Description of the task: Repeat the records below exactly, leaving out every picture.

----

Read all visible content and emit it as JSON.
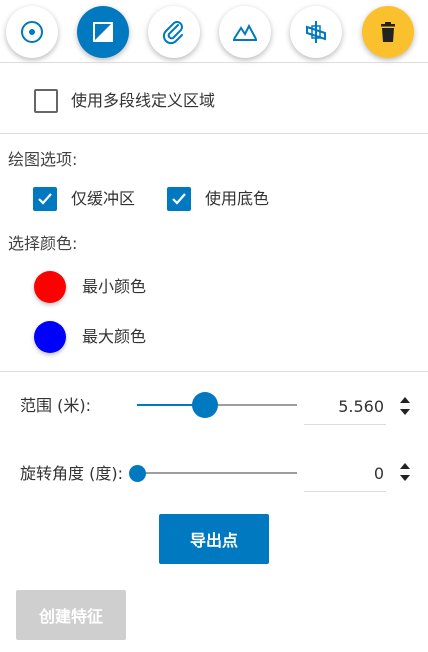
{
  "toolbar": {
    "buttons": [
      {
        "icon": "point-icon"
      },
      {
        "icon": "polygon-icon",
        "active": true
      },
      {
        "icon": "paperclip-icon"
      },
      {
        "icon": "mountain-icon"
      },
      {
        "icon": "plane-icon"
      },
      {
        "icon": "trash-icon",
        "danger": true
      }
    ]
  },
  "polyline_option": {
    "label": "使用多段线定义区域",
    "checked": false
  },
  "drawing_options": {
    "title": "绘图选项:",
    "buffer_only": {
      "label": "仅缓冲区",
      "checked": true
    },
    "use_base_color": {
      "label": "使用底色",
      "checked": true
    }
  },
  "color_selection": {
    "title": "选择颜色:",
    "min_color": {
      "label": "最小颜色",
      "color": "#ff0000"
    },
    "max_color": {
      "label": "最大颜色",
      "color": "#0000ff"
    }
  },
  "range": {
    "label": "范围 (米):",
    "value": "5.560",
    "slider_fraction": 0.43
  },
  "rotation": {
    "label": "旋转角度 (度):",
    "value": "0",
    "slider_fraction": 0.0
  },
  "actions": {
    "export_points": "导出点",
    "create_feature": "创建特征"
  },
  "colors": {
    "accent": "#0079c1",
    "danger": "#fbc02d",
    "disabled": "#cfcfcf"
  }
}
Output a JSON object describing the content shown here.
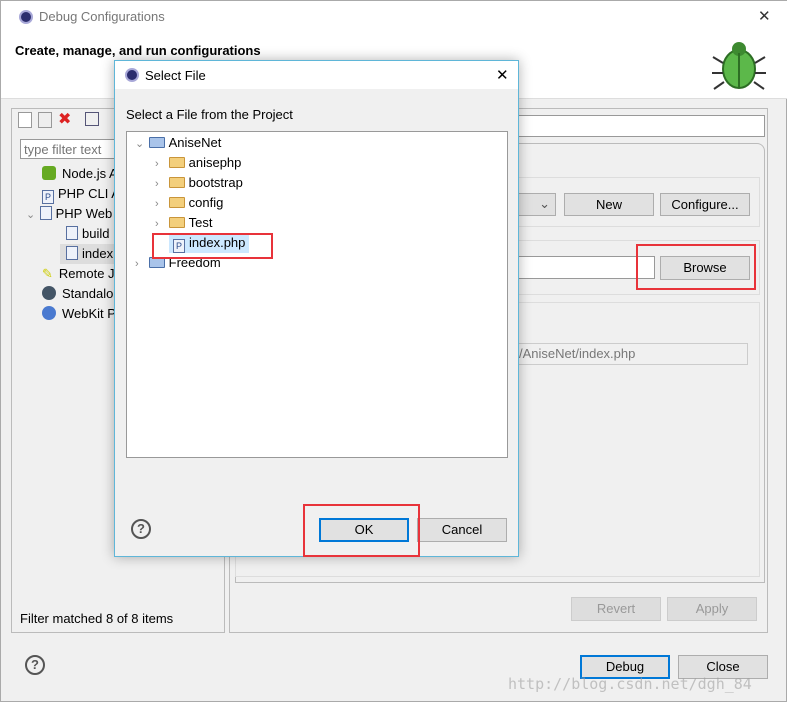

----

Written reply:
Read all visible content and emit it as JSON.
{
  "toolbar": {
    "buttons": [
      {
        "icon": "point-icon"
      },
      {
        "icon": "polygon-icon",
        "active": true
      },
      {
        "icon": "paperclip-icon"
      },
      {
        "icon": "mountain-icon"
      },
      {
        "icon": "plane-icon"
      },
      {
        "icon": "trash-icon",
        "danger": true
      }
    ]
  },
  "polyline_option": {
    "label": "使用多段线定义区域",
    "checked": false
  },
  "drawing_options": {
    "title": "绘图选项:",
    "buffer_only": {
      "label": "仅缓冲区",
      "checked": true
    },
    "use_base_color": {
      "label": "使用底色",
      "checked": true
    }
  },
  "color_selection": {
    "title": "选择颜色:",
    "min_color": {
      "label": "最小颜色",
      "color": "#ff0000"
    },
    "max_color": {
      "label": "最大颜色",
      "color": "#0000ff"
    }
  },
  "range": {
    "label": "范围 (米):",
    "value": "5.560",
    "slider_fraction": 0.43
  },
  "rotation": {
    "label": "旋转角度 (度):",
    "value": "0",
    "slider_fraction": 0.0
  },
  "actions": {
    "export_points": "导出点",
    "create_feature": "创建特征"
  },
  "colors": {
    "accent": "#0079c1",
    "danger": "#fbc02d",
    "disabled": "#cfcfcf"
  }
}
Output a JSON object describing the content shown here.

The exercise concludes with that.